--- Start of Exercise material ---

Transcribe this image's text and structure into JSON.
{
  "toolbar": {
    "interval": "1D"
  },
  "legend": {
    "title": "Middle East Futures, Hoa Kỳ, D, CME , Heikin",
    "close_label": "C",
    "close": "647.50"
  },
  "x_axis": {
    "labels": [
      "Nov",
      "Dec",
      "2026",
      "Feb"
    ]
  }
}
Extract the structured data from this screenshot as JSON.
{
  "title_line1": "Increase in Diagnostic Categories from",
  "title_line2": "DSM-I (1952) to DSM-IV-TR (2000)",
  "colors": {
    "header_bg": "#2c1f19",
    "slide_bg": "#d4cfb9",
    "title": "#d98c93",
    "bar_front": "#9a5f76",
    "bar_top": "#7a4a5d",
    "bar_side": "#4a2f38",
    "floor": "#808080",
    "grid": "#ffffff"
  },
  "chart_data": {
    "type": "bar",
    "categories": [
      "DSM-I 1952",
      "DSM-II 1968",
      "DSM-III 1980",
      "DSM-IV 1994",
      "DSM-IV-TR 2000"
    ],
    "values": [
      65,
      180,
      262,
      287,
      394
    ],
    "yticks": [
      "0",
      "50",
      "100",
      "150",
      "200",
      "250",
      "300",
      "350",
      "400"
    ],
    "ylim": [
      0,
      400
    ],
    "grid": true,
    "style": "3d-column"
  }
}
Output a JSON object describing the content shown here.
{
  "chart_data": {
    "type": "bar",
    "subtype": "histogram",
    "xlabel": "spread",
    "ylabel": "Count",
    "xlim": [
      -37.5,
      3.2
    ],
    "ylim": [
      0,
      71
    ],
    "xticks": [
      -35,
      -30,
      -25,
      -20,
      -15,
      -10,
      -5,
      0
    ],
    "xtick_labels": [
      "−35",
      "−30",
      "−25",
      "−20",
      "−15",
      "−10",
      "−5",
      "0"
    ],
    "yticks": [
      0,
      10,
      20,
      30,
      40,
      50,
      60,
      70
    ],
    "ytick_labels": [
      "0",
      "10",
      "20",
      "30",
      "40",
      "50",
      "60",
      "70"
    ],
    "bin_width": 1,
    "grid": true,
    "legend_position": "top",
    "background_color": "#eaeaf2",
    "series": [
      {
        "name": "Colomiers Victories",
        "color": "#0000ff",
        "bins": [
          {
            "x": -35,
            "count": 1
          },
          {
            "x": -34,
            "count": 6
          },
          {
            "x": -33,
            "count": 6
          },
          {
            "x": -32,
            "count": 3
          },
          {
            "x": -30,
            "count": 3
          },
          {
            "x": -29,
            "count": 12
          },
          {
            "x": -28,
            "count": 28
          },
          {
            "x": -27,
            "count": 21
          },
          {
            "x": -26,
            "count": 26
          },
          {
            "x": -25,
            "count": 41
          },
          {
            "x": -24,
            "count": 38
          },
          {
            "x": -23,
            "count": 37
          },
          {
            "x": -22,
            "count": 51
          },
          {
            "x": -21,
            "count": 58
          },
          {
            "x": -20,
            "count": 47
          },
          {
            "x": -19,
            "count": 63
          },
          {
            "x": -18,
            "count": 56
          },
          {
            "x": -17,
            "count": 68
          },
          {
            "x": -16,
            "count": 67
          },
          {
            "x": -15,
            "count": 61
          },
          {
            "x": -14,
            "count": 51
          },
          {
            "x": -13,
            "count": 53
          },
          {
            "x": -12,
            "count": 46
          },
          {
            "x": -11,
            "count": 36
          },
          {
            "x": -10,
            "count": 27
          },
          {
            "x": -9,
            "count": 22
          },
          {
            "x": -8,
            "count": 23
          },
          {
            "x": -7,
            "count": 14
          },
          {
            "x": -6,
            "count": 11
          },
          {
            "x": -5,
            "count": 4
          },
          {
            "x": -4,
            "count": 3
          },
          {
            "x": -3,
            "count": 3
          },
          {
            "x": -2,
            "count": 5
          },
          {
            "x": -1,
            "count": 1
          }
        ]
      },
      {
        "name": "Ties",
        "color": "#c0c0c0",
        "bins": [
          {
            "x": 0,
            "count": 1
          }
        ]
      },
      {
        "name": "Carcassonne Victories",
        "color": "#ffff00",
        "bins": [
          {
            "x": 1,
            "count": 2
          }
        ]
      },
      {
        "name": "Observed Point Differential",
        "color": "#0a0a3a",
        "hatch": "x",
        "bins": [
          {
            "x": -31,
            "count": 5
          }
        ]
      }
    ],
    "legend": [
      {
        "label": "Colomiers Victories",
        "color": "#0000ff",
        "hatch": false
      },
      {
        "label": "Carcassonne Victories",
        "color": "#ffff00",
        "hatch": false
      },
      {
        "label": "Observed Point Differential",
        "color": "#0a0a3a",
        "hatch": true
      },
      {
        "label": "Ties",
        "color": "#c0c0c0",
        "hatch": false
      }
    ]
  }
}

--- End of Exercise material ---

### Task brief
Track down the lines that include the word "this" and copy them.

### Answer for the task
Transcribe this image's text and structure into JSON.
Extract the structured data from this screenshot as JSON.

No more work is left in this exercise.